§ **Problem description**: Can you write out the whole listing exactly?

§ **Records to process**:

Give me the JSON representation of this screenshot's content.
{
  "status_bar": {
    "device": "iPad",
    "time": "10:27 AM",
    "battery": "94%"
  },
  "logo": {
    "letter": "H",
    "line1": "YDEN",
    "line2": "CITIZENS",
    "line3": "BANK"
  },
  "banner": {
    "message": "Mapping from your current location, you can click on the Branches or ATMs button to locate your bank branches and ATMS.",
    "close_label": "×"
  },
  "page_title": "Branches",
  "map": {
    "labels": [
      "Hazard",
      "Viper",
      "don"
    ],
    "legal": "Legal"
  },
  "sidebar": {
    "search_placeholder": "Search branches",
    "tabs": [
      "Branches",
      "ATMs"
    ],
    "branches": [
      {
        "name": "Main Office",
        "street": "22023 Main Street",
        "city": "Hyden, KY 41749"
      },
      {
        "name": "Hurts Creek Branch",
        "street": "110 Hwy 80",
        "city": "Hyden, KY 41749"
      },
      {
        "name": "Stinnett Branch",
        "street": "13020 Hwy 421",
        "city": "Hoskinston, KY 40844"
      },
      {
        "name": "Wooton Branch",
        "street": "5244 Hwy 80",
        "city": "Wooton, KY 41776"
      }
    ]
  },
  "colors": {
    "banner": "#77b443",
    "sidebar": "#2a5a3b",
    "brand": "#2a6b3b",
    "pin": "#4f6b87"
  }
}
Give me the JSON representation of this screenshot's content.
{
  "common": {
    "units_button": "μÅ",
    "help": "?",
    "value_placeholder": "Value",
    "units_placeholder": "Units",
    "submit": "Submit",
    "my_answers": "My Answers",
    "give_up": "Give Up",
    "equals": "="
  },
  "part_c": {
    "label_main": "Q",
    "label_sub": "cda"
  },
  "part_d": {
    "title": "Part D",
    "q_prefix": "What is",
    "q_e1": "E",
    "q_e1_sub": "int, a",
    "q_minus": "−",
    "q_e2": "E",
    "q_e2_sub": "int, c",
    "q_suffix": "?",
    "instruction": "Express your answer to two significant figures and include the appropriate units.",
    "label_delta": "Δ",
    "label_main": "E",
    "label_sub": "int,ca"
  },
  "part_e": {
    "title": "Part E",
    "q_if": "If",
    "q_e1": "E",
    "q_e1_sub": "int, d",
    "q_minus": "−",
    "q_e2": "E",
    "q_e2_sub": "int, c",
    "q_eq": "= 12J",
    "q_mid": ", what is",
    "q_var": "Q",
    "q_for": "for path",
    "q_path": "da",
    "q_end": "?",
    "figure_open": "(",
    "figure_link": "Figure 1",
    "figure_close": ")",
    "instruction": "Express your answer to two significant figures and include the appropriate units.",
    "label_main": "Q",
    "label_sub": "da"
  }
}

§ **Written response**:
Give me the JSON representation of this screenshot's content.
{
  "status_bar": {
    "device": "iPad",
    "time": "10:27 AM",
    "battery": "94%"
  },
  "logo": {
    "letter": "H",
    "line1": "YDEN",
    "line2": "CITIZENS",
    "line3": "BANK"
  },
  "banner": {
    "message": "Mapping from your current location, you can click on the Branches or ATMs button to locate your bank branches and ATMS.",
    "close_label": "×"
  },
  "page_title": "Branches",
  "map": {
    "labels": [
      "Hazard",
      "Viper",
      "don"
    ],
    "legal": "Legal"
  },
  "sidebar": {
    "search_placeholder": "Search branches",
    "tabs": [
      "Branches",
      "ATMs"
    ],
    "branches": [
      {
        "name": "Main Office",
        "street": "22023 Main Street",
        "city": "Hyden, KY 41749"
      },
      {
        "name": "Hurts Creek Branch",
        "street": "110 Hwy 80",
        "city": "Hyden, KY 41749"
      },
      {
        "name": "Stinnett Branch",
        "street": "13020 Hwy 421",
        "city": "Hoskinston, KY 40844"
      },
      {
        "name": "Wooton Branch",
        "street": "5244 Hwy 80",
        "city": "Wooton, KY 41776"
      }
    ]
  },
  "colors": {
    "banner": "#77b443",
    "sidebar": "#2a5a3b",
    "brand": "#2a6b3b",
    "pin": "#4f6b87"
  }
}
Give me the JSON representation of this screenshot's content.
{
  "common": {
    "units_button": "μÅ",
    "help": "?",
    "value_placeholder": "Value",
    "units_placeholder": "Units",
    "submit": "Submit",
    "my_answers": "My Answers",
    "give_up": "Give Up",
    "equals": "="
  },
  "part_c": {
    "label_main": "Q",
    "label_sub": "cda"
  },
  "part_d": {
    "title": "Part D",
    "q_prefix": "What is",
    "q_e1": "E",
    "q_e1_sub": "int, a",
    "q_minus": "−",
    "q_e2": "E",
    "q_e2_sub": "int, c",
    "q_suffix": "?",
    "instruction": "Express your answer to two significant figures and include the appropriate units.",
    "label_delta": "Δ",
    "label_main": "E",
    "label_sub": "int,ca"
  },
  "part_e": {
    "title": "Part E",
    "q_if": "If",
    "q_e1": "E",
    "q_e1_sub": "int, d",
    "q_minus": "−",
    "q_e2": "E",
    "q_e2_sub": "int, c",
    "q_eq": "= 12J",
    "q_mid": ", what is",
    "q_var": "Q",
    "q_for": "for path",
    "q_path": "da",
    "q_end": "?",
    "figure_open": "(",
    "figure_link": "Figure 1",
    "figure_close": ")",
    "instruction": "Express your answer to two significant figures and include the appropriate units.",
    "label_main": "Q",
    "label_sub": "da"
  }
}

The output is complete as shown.